GIVEN TASK >> Repeat every record below exactly, omitting any pictures.

═══ RECORDS FOR THIS EXERCISE ═══

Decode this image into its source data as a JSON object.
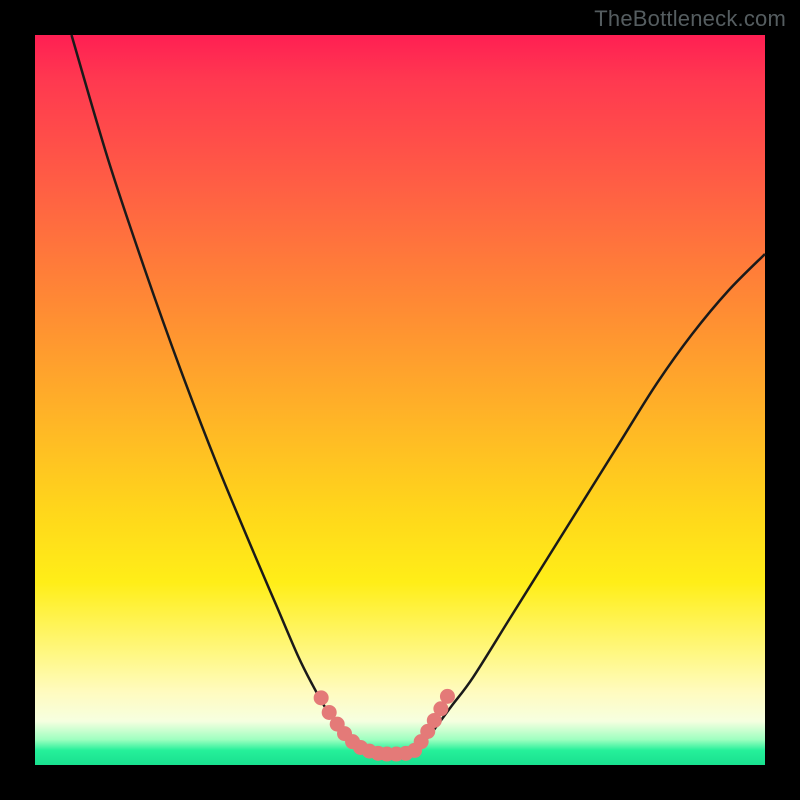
{
  "watermark": "TheBottleneck.com",
  "colors": {
    "curve_stroke": "#1a1a1a",
    "marker_fill": "#e47a78",
    "frame_bg": "#000000"
  },
  "chart_data": {
    "type": "line",
    "title": "",
    "xlabel": "",
    "ylabel": "",
    "xlim": [
      0,
      100
    ],
    "ylim": [
      0,
      100
    ],
    "grid": false,
    "legend": false,
    "series": [
      {
        "name": "left-branch",
        "x": [
          5,
          10,
          15,
          20,
          25,
          30,
          33,
          36,
          38,
          40,
          42,
          44,
          46
        ],
        "y": [
          100,
          83,
          68,
          54,
          41,
          29,
          22,
          15,
          11,
          7.5,
          5,
          3,
          2
        ]
      },
      {
        "name": "right-branch",
        "x": [
          52,
          54,
          57,
          60,
          65,
          70,
          75,
          80,
          85,
          90,
          95,
          100
        ],
        "y": [
          2,
          4,
          8,
          12,
          20,
          28,
          36,
          44,
          52,
          59,
          65,
          70
        ]
      },
      {
        "name": "floor",
        "x": [
          46,
          48,
          50,
          52
        ],
        "y": [
          2,
          1.5,
          1.5,
          2
        ]
      }
    ],
    "markers": {
      "name": "highlight-dots",
      "points": [
        {
          "x": 39.2,
          "y": 9.2
        },
        {
          "x": 40.3,
          "y": 7.2
        },
        {
          "x": 41.4,
          "y": 5.6
        },
        {
          "x": 42.4,
          "y": 4.3
        },
        {
          "x": 43.5,
          "y": 3.2
        },
        {
          "x": 44.6,
          "y": 2.4
        },
        {
          "x": 45.8,
          "y": 1.9
        },
        {
          "x": 47.0,
          "y": 1.6
        },
        {
          "x": 48.2,
          "y": 1.5
        },
        {
          "x": 49.5,
          "y": 1.5
        },
        {
          "x": 50.8,
          "y": 1.6
        },
        {
          "x": 52.0,
          "y": 2.0
        },
        {
          "x": 52.9,
          "y": 3.2
        },
        {
          "x": 53.8,
          "y": 4.6
        },
        {
          "x": 54.7,
          "y": 6.1
        },
        {
          "x": 55.6,
          "y": 7.7
        },
        {
          "x": 56.5,
          "y": 9.4
        }
      ]
    }
  }
}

═══

WRITTEN REPLY >>
Decode this image into its source data as a JSON object.
{
  "watermark": "TheBottleneck.com",
  "colors": {
    "curve_stroke": "#1a1a1a",
    "marker_fill": "#e47a78",
    "frame_bg": "#000000"
  },
  "chart_data": {
    "type": "line",
    "title": "",
    "xlabel": "",
    "ylabel": "",
    "xlim": [
      0,
      100
    ],
    "ylim": [
      0,
      100
    ],
    "grid": false,
    "legend": false,
    "series": [
      {
        "name": "left-branch",
        "x": [
          5,
          10,
          15,
          20,
          25,
          30,
          33,
          36,
          38,
          40,
          42,
          44,
          46
        ],
        "y": [
          100,
          83,
          68,
          54,
          41,
          29,
          22,
          15,
          11,
          7.5,
          5,
          3,
          2
        ]
      },
      {
        "name": "right-branch",
        "x": [
          52,
          54,
          57,
          60,
          65,
          70,
          75,
          80,
          85,
          90,
          95,
          100
        ],
        "y": [
          2,
          4,
          8,
          12,
          20,
          28,
          36,
          44,
          52,
          59,
          65,
          70
        ]
      },
      {
        "name": "floor",
        "x": [
          46,
          48,
          50,
          52
        ],
        "y": [
          2,
          1.5,
          1.5,
          2
        ]
      }
    ],
    "markers": {
      "name": "highlight-dots",
      "points": [
        {
          "x": 39.2,
          "y": 9.2
        },
        {
          "x": 40.3,
          "y": 7.2
        },
        {
          "x": 41.4,
          "y": 5.6
        },
        {
          "x": 42.4,
          "y": 4.3
        },
        {
          "x": 43.5,
          "y": 3.2
        },
        {
          "x": 44.6,
          "y": 2.4
        },
        {
          "x": 45.8,
          "y": 1.9
        },
        {
          "x": 47.0,
          "y": 1.6
        },
        {
          "x": 48.2,
          "y": 1.5
        },
        {
          "x": 49.5,
          "y": 1.5
        },
        {
          "x": 50.8,
          "y": 1.6
        },
        {
          "x": 52.0,
          "y": 2.0
        },
        {
          "x": 52.9,
          "y": 3.2
        },
        {
          "x": 53.8,
          "y": 4.6
        },
        {
          "x": 54.7,
          "y": 6.1
        },
        {
          "x": 55.6,
          "y": 7.7
        },
        {
          "x": 56.5,
          "y": 9.4
        }
      ]
    }
  }
}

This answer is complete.